→ The request:
Locate all lines with the word "объектов". Copy them.

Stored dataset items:
□ □ □
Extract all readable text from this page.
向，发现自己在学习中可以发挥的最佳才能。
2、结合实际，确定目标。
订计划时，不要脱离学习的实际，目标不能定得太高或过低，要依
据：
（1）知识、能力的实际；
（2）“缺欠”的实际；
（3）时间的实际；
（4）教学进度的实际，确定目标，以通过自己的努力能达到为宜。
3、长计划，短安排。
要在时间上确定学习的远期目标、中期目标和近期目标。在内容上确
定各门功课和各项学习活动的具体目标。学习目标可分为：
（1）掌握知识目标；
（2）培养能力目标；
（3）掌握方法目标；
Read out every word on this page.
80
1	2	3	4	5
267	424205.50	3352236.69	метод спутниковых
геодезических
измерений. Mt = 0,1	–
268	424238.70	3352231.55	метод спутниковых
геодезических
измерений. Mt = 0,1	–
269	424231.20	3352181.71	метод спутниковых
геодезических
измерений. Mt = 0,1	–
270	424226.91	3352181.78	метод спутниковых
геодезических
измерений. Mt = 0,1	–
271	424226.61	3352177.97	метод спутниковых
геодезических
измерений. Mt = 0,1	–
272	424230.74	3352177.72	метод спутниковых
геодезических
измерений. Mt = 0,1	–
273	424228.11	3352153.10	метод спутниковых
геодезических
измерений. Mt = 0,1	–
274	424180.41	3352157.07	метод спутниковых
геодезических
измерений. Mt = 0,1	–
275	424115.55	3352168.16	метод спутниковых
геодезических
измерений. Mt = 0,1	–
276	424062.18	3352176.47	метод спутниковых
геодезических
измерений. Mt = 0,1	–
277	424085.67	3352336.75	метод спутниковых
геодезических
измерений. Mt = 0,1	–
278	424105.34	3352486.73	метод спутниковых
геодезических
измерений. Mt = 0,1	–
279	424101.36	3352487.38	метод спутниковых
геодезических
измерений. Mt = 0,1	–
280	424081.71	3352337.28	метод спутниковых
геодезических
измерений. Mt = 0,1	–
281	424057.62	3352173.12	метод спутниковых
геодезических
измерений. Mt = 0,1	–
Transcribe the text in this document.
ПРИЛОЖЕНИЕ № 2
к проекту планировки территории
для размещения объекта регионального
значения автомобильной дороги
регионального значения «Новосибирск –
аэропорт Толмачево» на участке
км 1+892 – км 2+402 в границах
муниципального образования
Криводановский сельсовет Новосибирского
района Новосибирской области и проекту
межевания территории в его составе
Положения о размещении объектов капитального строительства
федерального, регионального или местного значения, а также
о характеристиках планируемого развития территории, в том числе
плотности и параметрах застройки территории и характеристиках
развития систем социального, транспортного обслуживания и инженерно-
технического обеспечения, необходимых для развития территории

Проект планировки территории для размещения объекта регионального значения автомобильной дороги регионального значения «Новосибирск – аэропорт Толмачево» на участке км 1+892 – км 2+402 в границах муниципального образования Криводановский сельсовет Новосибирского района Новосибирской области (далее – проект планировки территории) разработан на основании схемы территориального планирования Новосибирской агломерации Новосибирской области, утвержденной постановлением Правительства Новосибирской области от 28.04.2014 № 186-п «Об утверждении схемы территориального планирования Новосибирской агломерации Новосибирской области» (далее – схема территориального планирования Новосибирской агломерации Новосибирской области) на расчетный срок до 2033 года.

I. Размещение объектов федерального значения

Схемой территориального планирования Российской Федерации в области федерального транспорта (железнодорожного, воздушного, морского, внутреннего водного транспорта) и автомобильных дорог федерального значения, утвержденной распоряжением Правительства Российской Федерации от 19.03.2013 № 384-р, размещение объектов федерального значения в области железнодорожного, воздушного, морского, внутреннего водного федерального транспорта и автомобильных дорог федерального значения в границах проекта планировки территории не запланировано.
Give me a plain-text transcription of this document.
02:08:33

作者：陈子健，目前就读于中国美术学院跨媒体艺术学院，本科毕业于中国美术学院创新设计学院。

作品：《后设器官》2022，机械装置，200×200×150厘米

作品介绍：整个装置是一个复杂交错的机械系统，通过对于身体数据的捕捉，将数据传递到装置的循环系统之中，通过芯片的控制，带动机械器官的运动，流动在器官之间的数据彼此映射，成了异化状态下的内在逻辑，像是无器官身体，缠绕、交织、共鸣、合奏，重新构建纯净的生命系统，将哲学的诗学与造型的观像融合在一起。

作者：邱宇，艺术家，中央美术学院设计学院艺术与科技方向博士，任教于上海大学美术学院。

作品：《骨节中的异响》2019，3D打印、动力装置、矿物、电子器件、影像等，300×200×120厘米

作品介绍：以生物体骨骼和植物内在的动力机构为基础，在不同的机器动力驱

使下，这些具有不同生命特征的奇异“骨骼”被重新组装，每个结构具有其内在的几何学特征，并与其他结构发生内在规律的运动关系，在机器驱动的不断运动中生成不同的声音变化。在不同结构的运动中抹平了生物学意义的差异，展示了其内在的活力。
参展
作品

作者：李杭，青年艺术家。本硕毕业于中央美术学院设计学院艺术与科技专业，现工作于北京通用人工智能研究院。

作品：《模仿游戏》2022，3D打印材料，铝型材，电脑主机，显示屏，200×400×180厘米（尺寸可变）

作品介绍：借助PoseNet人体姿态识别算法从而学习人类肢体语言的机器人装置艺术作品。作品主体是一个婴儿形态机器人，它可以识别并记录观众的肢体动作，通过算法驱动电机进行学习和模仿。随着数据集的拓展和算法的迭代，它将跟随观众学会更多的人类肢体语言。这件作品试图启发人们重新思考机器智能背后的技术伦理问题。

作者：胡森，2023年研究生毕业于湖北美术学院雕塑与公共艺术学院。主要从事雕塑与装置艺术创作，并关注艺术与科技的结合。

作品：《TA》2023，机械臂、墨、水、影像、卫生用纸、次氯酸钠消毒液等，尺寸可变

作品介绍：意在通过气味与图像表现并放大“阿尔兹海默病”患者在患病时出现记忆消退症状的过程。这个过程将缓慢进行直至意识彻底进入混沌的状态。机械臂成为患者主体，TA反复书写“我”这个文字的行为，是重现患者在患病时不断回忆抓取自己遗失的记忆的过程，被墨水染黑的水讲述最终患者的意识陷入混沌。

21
□ □ □
→ Exercise response:
Положения о размещении объектов капитального строительства
I. Размещение объектов федерального значения
Схемой территориального планирования Российской Федерации в области федерального транспорта (железнодорожного, воздушного, морского, внутреннего водного транспорта) и автомобильных дорог федерального значения, утвержденной распоряжением Правительства Российской Федерации от 19.03.2013 № 384-р, размещение объектов федерального значения в области железнодорожного, воздушного, морского, внутреннего водного федерального транспорта и автомобильных дорог федерального значения в границах проекта планировки территории не запланировано.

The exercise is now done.